Part of a data file

§

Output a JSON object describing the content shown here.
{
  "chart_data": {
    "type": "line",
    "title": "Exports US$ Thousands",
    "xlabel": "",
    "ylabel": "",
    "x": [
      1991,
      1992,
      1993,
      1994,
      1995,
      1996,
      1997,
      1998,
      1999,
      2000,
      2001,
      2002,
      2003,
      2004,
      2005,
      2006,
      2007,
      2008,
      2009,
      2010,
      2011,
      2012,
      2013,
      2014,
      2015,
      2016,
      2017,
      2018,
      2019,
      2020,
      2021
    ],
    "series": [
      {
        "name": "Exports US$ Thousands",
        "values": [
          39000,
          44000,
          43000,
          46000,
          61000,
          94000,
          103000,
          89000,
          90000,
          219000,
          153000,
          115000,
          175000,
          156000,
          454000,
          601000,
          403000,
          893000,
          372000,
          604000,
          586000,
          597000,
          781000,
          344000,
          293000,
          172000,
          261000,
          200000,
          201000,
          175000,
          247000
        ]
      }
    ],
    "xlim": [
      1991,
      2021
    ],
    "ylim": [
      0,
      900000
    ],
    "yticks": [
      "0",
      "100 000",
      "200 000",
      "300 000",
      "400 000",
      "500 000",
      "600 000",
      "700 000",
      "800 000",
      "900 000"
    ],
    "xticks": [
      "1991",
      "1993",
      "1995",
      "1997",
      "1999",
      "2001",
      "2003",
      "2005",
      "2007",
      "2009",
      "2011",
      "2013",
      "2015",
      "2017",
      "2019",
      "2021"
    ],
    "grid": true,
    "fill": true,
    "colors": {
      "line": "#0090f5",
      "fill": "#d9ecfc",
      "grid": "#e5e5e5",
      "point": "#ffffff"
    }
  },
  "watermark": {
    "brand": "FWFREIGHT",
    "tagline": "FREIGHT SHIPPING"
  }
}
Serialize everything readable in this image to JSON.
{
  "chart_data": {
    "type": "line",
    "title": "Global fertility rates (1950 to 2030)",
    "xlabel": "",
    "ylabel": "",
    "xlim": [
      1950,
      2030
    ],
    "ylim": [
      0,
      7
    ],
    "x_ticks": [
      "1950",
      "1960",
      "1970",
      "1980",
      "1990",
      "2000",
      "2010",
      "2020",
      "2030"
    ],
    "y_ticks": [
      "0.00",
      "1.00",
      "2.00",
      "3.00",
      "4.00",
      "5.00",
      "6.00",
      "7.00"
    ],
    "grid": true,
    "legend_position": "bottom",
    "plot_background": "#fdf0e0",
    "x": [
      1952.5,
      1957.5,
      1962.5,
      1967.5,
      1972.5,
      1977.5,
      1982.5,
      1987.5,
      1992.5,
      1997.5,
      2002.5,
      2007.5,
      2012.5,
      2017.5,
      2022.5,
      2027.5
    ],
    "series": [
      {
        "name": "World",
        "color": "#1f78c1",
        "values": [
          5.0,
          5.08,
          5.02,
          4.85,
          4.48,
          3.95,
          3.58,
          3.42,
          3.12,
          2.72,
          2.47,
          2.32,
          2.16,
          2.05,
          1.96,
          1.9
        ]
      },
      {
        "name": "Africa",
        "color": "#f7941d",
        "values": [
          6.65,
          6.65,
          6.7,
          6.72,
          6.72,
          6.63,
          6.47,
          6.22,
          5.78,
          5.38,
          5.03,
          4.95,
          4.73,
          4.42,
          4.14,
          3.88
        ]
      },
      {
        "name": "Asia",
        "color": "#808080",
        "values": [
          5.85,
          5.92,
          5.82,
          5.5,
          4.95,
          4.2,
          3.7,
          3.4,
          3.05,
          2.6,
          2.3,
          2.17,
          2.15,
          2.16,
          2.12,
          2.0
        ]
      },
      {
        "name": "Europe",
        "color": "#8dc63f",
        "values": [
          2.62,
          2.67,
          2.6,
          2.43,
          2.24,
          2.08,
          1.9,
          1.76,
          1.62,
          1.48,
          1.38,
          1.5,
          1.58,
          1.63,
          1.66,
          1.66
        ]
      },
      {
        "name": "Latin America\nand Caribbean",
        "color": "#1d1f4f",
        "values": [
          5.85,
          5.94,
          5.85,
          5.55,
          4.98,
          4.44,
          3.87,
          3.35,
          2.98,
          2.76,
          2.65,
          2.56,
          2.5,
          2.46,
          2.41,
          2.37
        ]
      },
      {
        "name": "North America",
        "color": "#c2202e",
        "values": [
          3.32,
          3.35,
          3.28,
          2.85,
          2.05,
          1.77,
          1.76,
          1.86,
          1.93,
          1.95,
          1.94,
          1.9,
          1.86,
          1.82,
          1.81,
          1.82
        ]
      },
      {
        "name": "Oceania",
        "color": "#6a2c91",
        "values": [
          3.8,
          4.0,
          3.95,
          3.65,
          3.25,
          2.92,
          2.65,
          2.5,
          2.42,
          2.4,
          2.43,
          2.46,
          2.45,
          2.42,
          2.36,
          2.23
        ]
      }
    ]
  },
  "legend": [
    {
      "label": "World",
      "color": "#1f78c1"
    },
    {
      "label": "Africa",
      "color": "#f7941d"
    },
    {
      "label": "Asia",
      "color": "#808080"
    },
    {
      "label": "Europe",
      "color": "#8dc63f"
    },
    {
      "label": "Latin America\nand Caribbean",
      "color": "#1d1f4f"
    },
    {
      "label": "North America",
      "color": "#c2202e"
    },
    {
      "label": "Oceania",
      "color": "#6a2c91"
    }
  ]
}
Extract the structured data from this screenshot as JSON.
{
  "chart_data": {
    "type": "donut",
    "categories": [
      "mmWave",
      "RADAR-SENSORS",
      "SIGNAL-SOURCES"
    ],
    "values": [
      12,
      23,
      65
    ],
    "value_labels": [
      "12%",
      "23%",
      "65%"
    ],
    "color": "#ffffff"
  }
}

§

• **Aim of the exercise**: Write out the full set of records exactly as given.

• **Solution below**:
Output a JSON object describing the content shown here.
{
  "chart_data": {
    "type": "line",
    "title": "Exports US$ Thousands",
    "xlabel": "",
    "ylabel": "",
    "x": [
      1991,
      1992,
      1993,
      1994,
      1995,
      1996,
      1997,
      1998,
      1999,
      2000,
      2001,
      2002,
      2003,
      2004,
      2005,
      2006,
      2007,
      2008,
      2009,
      2010,
      2011,
      2012,
      2013,
      2014,
      2015,
      2016,
      2017,
      2018,
      2019,
      2020,
      2021
    ],
    "series": [
      {
        "name": "Exports US$ Thousands",
        "values": [
          39000,
          44000,
          43000,
          46000,
          61000,
          94000,
          103000,
          89000,
          90000,
          219000,
          153000,
          115000,
          175000,
          156000,
          454000,
          601000,
          403000,
          893000,
          372000,
          604000,
          586000,
          597000,
          781000,
          344000,
          293000,
          172000,
          261000,
          200000,
          201000,
          175000,
          247000
        ]
      }
    ],
    "xlim": [
      1991,
      2021
    ],
    "ylim": [
      0,
      900000
    ],
    "yticks": [
      "0",
      "100 000",
      "200 000",
      "300 000",
      "400 000",
      "500 000",
      "600 000",
      "700 000",
      "800 000",
      "900 000"
    ],
    "xticks": [
      "1991",
      "1993",
      "1995",
      "1997",
      "1999",
      "2001",
      "2003",
      "2005",
      "2007",
      "2009",
      "2011",
      "2013",
      "2015",
      "2017",
      "2019",
      "2021"
    ],
    "grid": true,
    "fill": true,
    "colors": {
      "line": "#0090f5",
      "fill": "#d9ecfc",
      "grid": "#e5e5e5",
      "point": "#ffffff"
    }
  },
  "watermark": {
    "brand": "FWFREIGHT",
    "tagline": "FREIGHT SHIPPING"
  }
}
Serialize everything readable in this image to JSON.
{
  "chart_data": {
    "type": "line",
    "title": "Global fertility rates (1950 to 2030)",
    "xlabel": "",
    "ylabel": "",
    "xlim": [
      1950,
      2030
    ],
    "ylim": [
      0,
      7
    ],
    "x_ticks": [
      "1950",
      "1960",
      "1970",
      "1980",
      "1990",
      "2000",
      "2010",
      "2020",
      "2030"
    ],
    "y_ticks": [
      "0.00",
      "1.00",
      "2.00",
      "3.00",
      "4.00",
      "5.00",
      "6.00",
      "7.00"
    ],
    "grid": true,
    "legend_position": "bottom",
    "plot_background": "#fdf0e0",
    "x": [
      1952.5,
      1957.5,
      1962.5,
      1967.5,
      1972.5,
      1977.5,
      1982.5,
      1987.5,
      1992.5,
      1997.5,
      2002.5,
      2007.5,
      2012.5,
      2017.5,
      2022.5,
      2027.5
    ],
    "series": [
      {
        "name": "World",
        "color": "#1f78c1",
        "values": [
          5.0,
          5.08,
          5.02,
          4.85,
          4.48,
          3.95,
          3.58,
          3.42,
          3.12,
          2.72,
          2.47,
          2.32,
          2.16,
          2.05,
          1.96,
          1.9
        ]
      },
      {
        "name": "Africa",
        "color": "#f7941d",
        "values": [
          6.65,
          6.65,
          6.7,
          6.72,
          6.72,
          6.63,
          6.47,
          6.22,
          5.78,
          5.38,
          5.03,
          4.95,
          4.73,
          4.42,
          4.14,
          3.88
        ]
      },
      {
        "name": "Asia",
        "color": "#808080",
        "values": [
          5.85,
          5.92,
          5.82,
          5.5,
          4.95,
          4.2,
          3.7,
          3.4,
          3.05,
          2.6,
          2.3,
          2.17,
          2.15,
          2.16,
          2.12,
          2.0
        ]
      },
      {
        "name": "Europe",
        "color": "#8dc63f",
        "values": [
          2.62,
          2.67,
          2.6,
          2.43,
          2.24,
          2.08,
          1.9,
          1.76,
          1.62,
          1.48,
          1.38,
          1.5,
          1.58,
          1.63,
          1.66,
          1.66
        ]
      },
      {
        "name": "Latin America\nand Caribbean",
        "color": "#1d1f4f",
        "values": [
          5.85,
          5.94,
          5.85,
          5.55,
          4.98,
          4.44,
          3.87,
          3.35,
          2.98,
          2.76,
          2.65,
          2.56,
          2.5,
          2.46,
          2.41,
          2.37
        ]
      },
      {
        "name": "North America",
        "color": "#c2202e",
        "values": [
          3.32,
          3.35,
          3.28,
          2.85,
          2.05,
          1.77,
          1.76,
          1.86,
          1.93,
          1.95,
          1.94,
          1.9,
          1.86,
          1.82,
          1.81,
          1.82
        ]
      },
      {
        "name": "Oceania",
        "color": "#6a2c91",
        "values": [
          3.8,
          4.0,
          3.95,
          3.65,
          3.25,
          2.92,
          2.65,
          2.5,
          2.42,
          2.4,
          2.43,
          2.46,
          2.45,
          2.42,
          2.36,
          2.23
        ]
      }
    ]
  },
  "legend": [
    {
      "label": "World",
      "color": "#1f78c1"
    },
    {
      "label": "Africa",
      "color": "#f7941d"
    },
    {
      "label": "Asia",
      "color": "#808080"
    },
    {
      "label": "Europe",
      "color": "#8dc63f"
    },
    {
      "label": "Latin America\nand Caribbean",
      "color": "#1d1f4f"
    },
    {
      "label": "North America",
      "color": "#c2202e"
    },
    {
      "label": "Oceania",
      "color": "#6a2c91"
    }
  ]
}
Extract the structured data from this screenshot as JSON.
{
  "chart_data": {
    "type": "donut",
    "categories": [
      "mmWave",
      "RADAR-SENSORS",
      "SIGNAL-SOURCES"
    ],
    "values": [
      12,
      23,
      65
    ],
    "value_labels": [
      "12%",
      "23%",
      "65%"
    ],
    "color": "#ffffff"
  }
}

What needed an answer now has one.